■ Material for this exercise ■
-- start --
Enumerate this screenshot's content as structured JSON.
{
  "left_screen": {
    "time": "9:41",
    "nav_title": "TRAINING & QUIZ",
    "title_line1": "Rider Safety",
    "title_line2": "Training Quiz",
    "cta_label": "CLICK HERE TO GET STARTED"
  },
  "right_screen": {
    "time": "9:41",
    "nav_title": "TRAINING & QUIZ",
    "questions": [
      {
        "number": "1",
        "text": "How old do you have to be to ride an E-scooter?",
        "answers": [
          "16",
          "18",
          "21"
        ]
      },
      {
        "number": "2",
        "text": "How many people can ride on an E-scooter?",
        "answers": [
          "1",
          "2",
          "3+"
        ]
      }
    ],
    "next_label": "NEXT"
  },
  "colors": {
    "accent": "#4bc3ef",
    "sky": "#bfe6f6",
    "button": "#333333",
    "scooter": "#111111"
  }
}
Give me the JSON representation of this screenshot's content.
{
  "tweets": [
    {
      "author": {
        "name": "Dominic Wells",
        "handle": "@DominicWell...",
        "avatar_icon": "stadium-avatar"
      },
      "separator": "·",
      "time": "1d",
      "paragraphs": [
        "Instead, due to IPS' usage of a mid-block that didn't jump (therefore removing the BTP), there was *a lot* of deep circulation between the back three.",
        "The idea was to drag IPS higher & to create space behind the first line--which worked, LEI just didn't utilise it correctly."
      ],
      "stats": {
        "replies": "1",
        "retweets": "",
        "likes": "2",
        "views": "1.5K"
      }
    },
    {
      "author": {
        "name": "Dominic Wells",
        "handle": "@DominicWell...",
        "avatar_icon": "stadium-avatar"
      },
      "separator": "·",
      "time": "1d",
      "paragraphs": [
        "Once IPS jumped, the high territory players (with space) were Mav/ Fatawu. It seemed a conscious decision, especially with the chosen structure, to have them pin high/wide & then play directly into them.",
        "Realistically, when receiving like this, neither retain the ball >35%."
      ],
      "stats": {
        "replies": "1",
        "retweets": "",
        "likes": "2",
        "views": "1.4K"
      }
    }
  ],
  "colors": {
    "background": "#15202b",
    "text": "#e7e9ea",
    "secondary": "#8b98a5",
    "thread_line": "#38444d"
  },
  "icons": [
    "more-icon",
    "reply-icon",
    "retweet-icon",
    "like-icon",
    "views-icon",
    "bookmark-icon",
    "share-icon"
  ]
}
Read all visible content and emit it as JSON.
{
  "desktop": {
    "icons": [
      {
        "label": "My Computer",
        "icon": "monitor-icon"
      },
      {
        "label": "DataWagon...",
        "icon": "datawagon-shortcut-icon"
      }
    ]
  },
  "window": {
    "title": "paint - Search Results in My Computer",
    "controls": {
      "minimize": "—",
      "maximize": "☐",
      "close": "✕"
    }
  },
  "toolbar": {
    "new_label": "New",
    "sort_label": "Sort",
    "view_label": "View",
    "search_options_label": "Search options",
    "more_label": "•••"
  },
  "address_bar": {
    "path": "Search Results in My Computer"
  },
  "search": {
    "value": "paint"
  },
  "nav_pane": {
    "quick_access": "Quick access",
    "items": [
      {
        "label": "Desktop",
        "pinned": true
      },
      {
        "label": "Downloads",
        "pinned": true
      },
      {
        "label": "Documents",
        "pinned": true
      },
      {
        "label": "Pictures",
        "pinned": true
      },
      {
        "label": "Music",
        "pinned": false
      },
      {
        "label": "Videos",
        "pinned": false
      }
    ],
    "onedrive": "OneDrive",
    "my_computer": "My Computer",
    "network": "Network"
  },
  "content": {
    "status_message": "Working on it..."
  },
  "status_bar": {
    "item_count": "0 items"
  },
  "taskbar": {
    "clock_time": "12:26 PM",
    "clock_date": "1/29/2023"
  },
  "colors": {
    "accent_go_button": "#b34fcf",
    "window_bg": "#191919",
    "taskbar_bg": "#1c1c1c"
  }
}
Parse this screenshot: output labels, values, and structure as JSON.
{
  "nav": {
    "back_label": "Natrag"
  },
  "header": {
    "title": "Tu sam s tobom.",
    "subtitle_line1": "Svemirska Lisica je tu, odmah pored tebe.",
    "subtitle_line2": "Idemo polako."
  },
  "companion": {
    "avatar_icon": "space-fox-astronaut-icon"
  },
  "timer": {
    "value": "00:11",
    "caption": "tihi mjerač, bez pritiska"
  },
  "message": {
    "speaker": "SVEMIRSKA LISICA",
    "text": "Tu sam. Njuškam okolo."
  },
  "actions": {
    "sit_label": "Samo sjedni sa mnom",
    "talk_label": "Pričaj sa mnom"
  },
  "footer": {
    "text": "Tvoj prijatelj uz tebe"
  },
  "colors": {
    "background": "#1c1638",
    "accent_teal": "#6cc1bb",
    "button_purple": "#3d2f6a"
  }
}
-- end --
■ Task requirements ■
Reproduce the data shown above exactly.

■ Answer in full ■
Enumerate this screenshot's content as structured JSON.
{
  "left_screen": {
    "time": "9:41",
    "nav_title": "TRAINING & QUIZ",
    "title_line1": "Rider Safety",
    "title_line2": "Training Quiz",
    "cta_label": "CLICK HERE TO GET STARTED"
  },
  "right_screen": {
    "time": "9:41",
    "nav_title": "TRAINING & QUIZ",
    "questions": [
      {
        "number": "1",
        "text": "How old do you have to be to ride an E-scooter?",
        "answers": [
          "16",
          "18",
          "21"
        ]
      },
      {
        "number": "2",
        "text": "How many people can ride on an E-scooter?",
        "answers": [
          "1",
          "2",
          "3+"
        ]
      }
    ],
    "next_label": "NEXT"
  },
  "colors": {
    "accent": "#4bc3ef",
    "sky": "#bfe6f6",
    "button": "#333333",
    "scooter": "#111111"
  }
}
Give me the JSON representation of this screenshot's content.
{
  "tweets": [
    {
      "author": {
        "name": "Dominic Wells",
        "handle": "@DominicWell...",
        "avatar_icon": "stadium-avatar"
      },
      "separator": "·",
      "time": "1d",
      "paragraphs": [
        "Instead, due to IPS' usage of a mid-block that didn't jump (therefore removing the BTP), there was *a lot* of deep circulation between the back three.",
        "The idea was to drag IPS higher & to create space behind the first line--which worked, LEI just didn't utilise it correctly."
      ],
      "stats": {
        "replies": "1",
        "retweets": "",
        "likes": "2",
        "views": "1.5K"
      }
    },
    {
      "author": {
        "name": "Dominic Wells",
        "handle": "@DominicWell...",
        "avatar_icon": "stadium-avatar"
      },
      "separator": "·",
      "time": "1d",
      "paragraphs": [
        "Once IPS jumped, the high territory players (with space) were Mav/ Fatawu. It seemed a conscious decision, especially with the chosen structure, to have them pin high/wide & then play directly into them.",
        "Realistically, when receiving like this, neither retain the ball >35%."
      ],
      "stats": {
        "replies": "1",
        "retweets": "",
        "likes": "2",
        "views": "1.4K"
      }
    }
  ],
  "colors": {
    "background": "#15202b",
    "text": "#e7e9ea",
    "secondary": "#8b98a5",
    "thread_line": "#38444d"
  },
  "icons": [
    "more-icon",
    "reply-icon",
    "retweet-icon",
    "like-icon",
    "views-icon",
    "bookmark-icon",
    "share-icon"
  ]
}
Read all visible content and emit it as JSON.
{
  "desktop": {
    "icons": [
      {
        "label": "My Computer",
        "icon": "monitor-icon"
      },
      {
        "label": "DataWagon...",
        "icon": "datawagon-shortcut-icon"
      }
    ]
  },
  "window": {
    "title": "paint - Search Results in My Computer",
    "controls": {
      "minimize": "—",
      "maximize": "☐",
      "close": "✕"
    }
  },
  "toolbar": {
    "new_label": "New",
    "sort_label": "Sort",
    "view_label": "View",
    "search_options_label": "Search options",
    "more_label": "•••"
  },
  "address_bar": {
    "path": "Search Results in My Computer"
  },
  "search": {
    "value": "paint"
  },
  "nav_pane": {
    "quick_access": "Quick access",
    "items": [
      {
        "label": "Desktop",
        "pinned": true
      },
      {
        "label": "Downloads",
        "pinned": true
      },
      {
        "label": "Documents",
        "pinned": true
      },
      {
        "label": "Pictures",
        "pinned": true
      },
      {
        "label": "Music",
        "pinned": false
      },
      {
        "label": "Videos",
        "pinned": false
      }
    ],
    "onedrive": "OneDrive",
    "my_computer": "My Computer",
    "network": "Network"
  },
  "content": {
    "status_message": "Working on it..."
  },
  "status_bar": {
    "item_count": "0 items"
  },
  "taskbar": {
    "clock_time": "12:26 PM",
    "clock_date": "1/29/2023"
  },
  "colors": {
    "accent_go_button": "#b34fcf",
    "window_bg": "#191919",
    "taskbar_bg": "#1c1c1c"
  }
}
Parse this screenshot: output labels, values, and structure as JSON.
{
  "nav": {
    "back_label": "Natrag"
  },
  "header": {
    "title": "Tu sam s tobom.",
    "subtitle_line1": "Svemirska Lisica je tu, odmah pored tebe.",
    "subtitle_line2": "Idemo polako."
  },
  "companion": {
    "avatar_icon": "space-fox-astronaut-icon"
  },
  "timer": {
    "value": "00:11",
    "caption": "tihi mjerač, bez pritiska"
  },
  "message": {
    "speaker": "SVEMIRSKA LISICA",
    "text": "Tu sam. Njuškam okolo."
  },
  "actions": {
    "sit_label": "Samo sjedni sa mnom",
    "talk_label": "Pričaj sa mnom"
  },
  "footer": {
    "text": "Tvoj prijatelj uz tebe"
  },
  "colors": {
    "background": "#1c1638",
    "accent_teal": "#6cc1bb",
    "button_purple": "#3d2f6a"
  }
}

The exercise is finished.